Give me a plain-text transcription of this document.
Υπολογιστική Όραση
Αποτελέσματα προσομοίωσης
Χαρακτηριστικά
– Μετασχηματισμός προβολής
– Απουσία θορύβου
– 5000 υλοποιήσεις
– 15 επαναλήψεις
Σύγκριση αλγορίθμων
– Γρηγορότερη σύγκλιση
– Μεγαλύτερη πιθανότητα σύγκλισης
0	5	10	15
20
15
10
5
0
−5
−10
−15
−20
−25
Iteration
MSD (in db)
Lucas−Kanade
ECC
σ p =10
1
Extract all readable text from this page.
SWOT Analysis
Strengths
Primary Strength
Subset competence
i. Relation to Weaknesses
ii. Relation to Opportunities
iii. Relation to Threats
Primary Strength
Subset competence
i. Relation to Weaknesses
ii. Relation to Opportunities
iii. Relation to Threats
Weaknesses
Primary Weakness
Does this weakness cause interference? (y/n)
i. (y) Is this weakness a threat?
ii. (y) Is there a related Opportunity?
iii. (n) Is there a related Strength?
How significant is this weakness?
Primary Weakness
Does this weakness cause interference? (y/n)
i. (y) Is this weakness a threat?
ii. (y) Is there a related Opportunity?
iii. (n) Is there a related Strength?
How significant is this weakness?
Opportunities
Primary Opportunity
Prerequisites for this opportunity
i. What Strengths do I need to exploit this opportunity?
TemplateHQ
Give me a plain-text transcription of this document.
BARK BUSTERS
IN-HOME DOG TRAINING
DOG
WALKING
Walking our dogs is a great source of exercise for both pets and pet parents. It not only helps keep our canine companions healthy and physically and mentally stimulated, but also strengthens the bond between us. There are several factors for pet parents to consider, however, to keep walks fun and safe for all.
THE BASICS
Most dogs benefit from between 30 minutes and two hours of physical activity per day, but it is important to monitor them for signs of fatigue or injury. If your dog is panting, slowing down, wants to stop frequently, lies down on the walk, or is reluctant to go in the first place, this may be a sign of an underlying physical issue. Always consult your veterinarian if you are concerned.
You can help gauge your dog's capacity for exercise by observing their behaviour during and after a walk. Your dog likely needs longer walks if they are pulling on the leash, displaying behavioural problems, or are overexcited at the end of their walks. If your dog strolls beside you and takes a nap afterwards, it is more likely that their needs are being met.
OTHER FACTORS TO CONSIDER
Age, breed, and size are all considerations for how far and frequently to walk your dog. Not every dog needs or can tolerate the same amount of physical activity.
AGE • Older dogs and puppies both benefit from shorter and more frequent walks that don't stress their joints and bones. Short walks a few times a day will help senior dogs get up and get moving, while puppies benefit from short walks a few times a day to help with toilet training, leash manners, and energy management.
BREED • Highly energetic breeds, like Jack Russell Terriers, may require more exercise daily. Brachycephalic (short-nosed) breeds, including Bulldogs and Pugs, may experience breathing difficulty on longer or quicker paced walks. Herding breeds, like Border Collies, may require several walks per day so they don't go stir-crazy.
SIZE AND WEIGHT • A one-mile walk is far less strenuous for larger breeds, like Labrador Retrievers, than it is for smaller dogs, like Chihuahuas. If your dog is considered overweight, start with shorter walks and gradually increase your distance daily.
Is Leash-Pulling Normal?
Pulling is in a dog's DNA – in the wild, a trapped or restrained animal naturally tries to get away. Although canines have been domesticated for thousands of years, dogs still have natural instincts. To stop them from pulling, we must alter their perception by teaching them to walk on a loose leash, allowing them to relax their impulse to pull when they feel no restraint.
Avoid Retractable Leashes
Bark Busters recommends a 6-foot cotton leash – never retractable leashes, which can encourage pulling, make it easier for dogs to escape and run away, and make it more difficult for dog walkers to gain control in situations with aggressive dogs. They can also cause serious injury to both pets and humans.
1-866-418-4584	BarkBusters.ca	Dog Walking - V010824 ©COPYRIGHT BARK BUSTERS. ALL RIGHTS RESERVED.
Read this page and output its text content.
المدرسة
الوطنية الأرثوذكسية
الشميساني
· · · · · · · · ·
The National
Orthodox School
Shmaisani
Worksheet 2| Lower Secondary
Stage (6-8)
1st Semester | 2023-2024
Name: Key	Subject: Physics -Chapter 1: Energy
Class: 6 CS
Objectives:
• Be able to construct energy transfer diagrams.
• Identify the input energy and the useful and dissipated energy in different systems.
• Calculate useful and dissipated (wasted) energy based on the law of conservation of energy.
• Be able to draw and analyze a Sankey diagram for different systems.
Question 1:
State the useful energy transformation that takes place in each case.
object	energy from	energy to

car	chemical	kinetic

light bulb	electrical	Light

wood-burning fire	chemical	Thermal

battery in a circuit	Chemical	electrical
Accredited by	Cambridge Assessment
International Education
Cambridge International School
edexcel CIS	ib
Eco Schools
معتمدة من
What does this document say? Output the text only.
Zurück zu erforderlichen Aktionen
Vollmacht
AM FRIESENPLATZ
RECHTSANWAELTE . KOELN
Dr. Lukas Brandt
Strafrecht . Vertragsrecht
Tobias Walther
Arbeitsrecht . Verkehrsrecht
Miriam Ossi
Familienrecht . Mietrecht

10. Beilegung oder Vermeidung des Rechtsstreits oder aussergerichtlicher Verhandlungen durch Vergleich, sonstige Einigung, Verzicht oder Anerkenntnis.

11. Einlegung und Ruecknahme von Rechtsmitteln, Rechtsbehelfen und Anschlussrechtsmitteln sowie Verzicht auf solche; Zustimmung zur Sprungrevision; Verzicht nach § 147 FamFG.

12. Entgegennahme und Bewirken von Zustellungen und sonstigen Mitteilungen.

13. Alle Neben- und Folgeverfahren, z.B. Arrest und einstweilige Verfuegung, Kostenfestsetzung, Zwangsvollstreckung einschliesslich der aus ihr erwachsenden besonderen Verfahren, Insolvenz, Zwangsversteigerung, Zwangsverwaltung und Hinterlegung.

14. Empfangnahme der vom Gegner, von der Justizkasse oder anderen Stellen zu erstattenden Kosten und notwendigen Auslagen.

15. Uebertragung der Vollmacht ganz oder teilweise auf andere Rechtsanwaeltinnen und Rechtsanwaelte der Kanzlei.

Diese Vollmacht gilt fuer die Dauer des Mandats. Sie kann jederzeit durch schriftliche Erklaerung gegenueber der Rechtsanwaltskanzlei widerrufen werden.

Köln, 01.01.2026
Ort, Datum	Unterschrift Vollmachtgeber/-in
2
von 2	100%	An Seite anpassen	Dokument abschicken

_ _ _ _ _

**Challenge**
Pull out all lines containing the word "between" from the entries above.

**Task response**
Walking our dogs is a great source of exercise for both pets and pet parents. It not only helps keep our canine companions healthy and physically and mentally stimulated, but also strengthens the bond between us. There are several factors for pet parents to consider, however, to keep walks fun and safe for all.
Most dogs benefit from between 30 minutes and two hours of physical activity per day, but it is important to monitor them for signs of fatigue or injury. If your dog is panting, slowing down, wants to stop frequently, lies down on the walk, or is reluctant to go in the first place, this may be a sign of an underlying physical issue. Always consult your veterinarian if you are concerned.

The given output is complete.